| Input for this task |
###

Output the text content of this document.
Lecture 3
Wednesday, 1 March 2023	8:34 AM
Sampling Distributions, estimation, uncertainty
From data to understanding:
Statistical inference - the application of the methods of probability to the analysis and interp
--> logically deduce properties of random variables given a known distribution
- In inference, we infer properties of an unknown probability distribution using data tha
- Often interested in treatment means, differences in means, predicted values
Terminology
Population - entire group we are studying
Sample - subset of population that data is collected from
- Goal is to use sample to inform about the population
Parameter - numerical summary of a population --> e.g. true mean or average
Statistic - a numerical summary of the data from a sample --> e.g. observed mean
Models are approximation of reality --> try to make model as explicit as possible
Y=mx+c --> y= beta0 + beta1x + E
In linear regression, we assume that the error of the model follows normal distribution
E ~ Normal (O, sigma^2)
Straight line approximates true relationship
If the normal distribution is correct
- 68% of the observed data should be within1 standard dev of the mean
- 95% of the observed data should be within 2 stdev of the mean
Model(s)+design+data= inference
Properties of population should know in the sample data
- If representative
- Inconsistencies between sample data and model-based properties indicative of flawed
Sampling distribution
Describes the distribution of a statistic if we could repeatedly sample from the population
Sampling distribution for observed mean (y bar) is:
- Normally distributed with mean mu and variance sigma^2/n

###

| Work required |
Write out each line of the data above again, exactly as given.

| Task answer |
Output the text content of this document.
Lecture 3
Wednesday, 1 March 2023	8:34 AM
Sampling Distributions, estimation, uncertainty
From data to understanding:
Statistical inference - the application of the methods of probability to the analysis and interp
--> logically deduce properties of random variables given a known distribution
- In inference, we infer properties of an unknown probability distribution using data tha
- Often interested in treatment means, differences in means, predicted values
Terminology
Population - entire group we are studying
Sample - subset of population that data is collected from
- Goal is to use sample to inform about the population
Parameter - numerical summary of a population --> e.g. true mean or average
Statistic - a numerical summary of the data from a sample --> e.g. observed mean
Models are approximation of reality --> try to make model as explicit as possible
Y=mx+c --> y= beta0 + beta1x + E
In linear regression, we assume that the error of the model follows normal distribution
E ~ Normal (O, sigma^2)
Straight line approximates true relationship
If the normal distribution is correct
- 68% of the observed data should be within1 standard dev of the mean
- 95% of the observed data should be within 2 stdev of the mean
Model(s)+design+data= inference
Properties of population should know in the sample data
- If representative
- Inconsistencies between sample data and model-based properties indicative of flawed
Sampling distribution
Describes the distribution of a statistic if we could repeatedly sample from the population
Sampling distribution for observed mean (y bar) is:
- Normally distributed with mean mu and variance sigma^2/n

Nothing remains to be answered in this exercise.